Data entries:
◆ ◆ ◆

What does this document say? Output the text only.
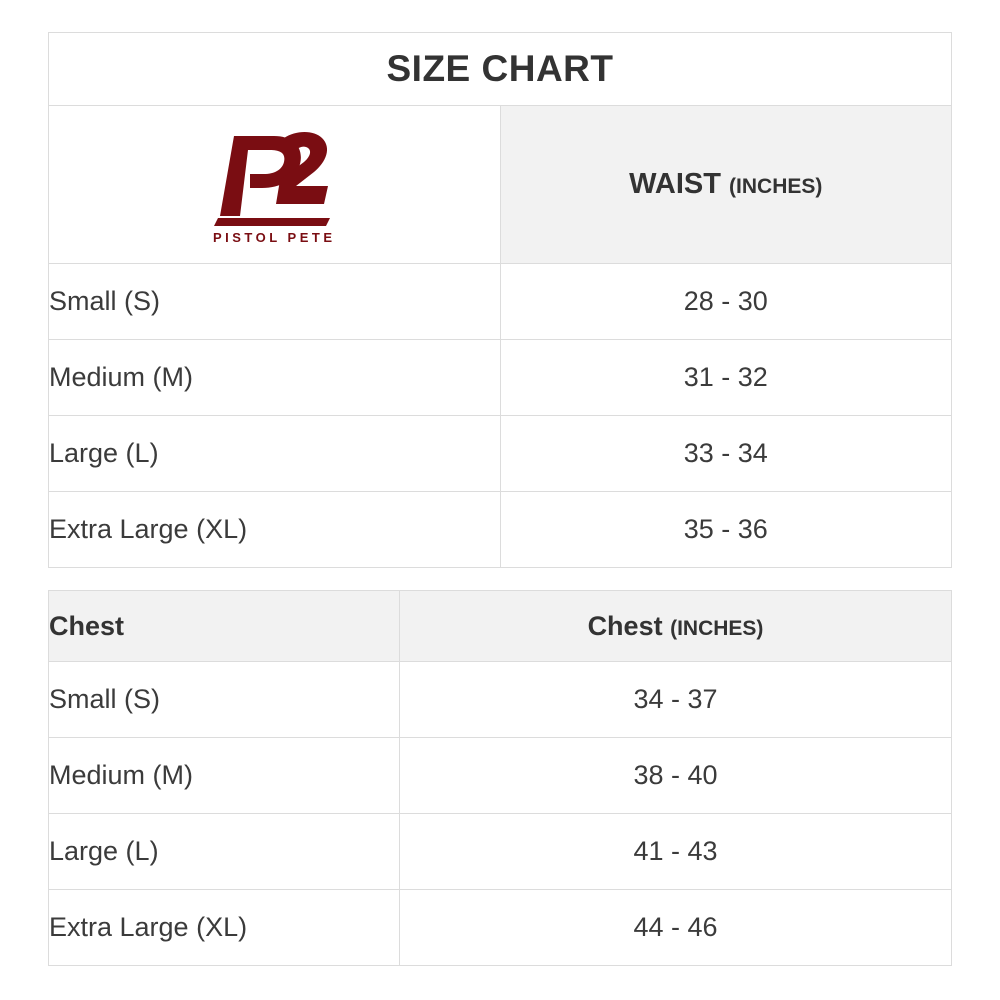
SIZE CHART	

PISTOL PETE	WAIST (INCHES)
Small (S)	28 - 30
Medium (M)	31 - 32
Large (L)	33 - 34
Extra Large (XL)	35 - 36
Chest	Chest (INCHES)
Small (S)	34 - 37
Medium (M)	38 - 40
Large (L)	41 - 43
Extra Large (XL)	44 - 46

◆ ◆ ◆

* The task *
Take the listing above and print it exactly, apart from the pictures.

* The reply *
What does this document say? Output the text only.
SIZE CHART	

PISTOL PETE	WAIST (INCHES)
Small (S)	28 - 30
Medium (M)	31 - 32
Large (L)	33 - 34
Extra Large (XL)	35 - 36
Chest	Chest (INCHES)
Small (S)	34 - 37
Medium (M)	38 - 40
Large (L)	41 - 43
Extra Large (XL)	44 - 46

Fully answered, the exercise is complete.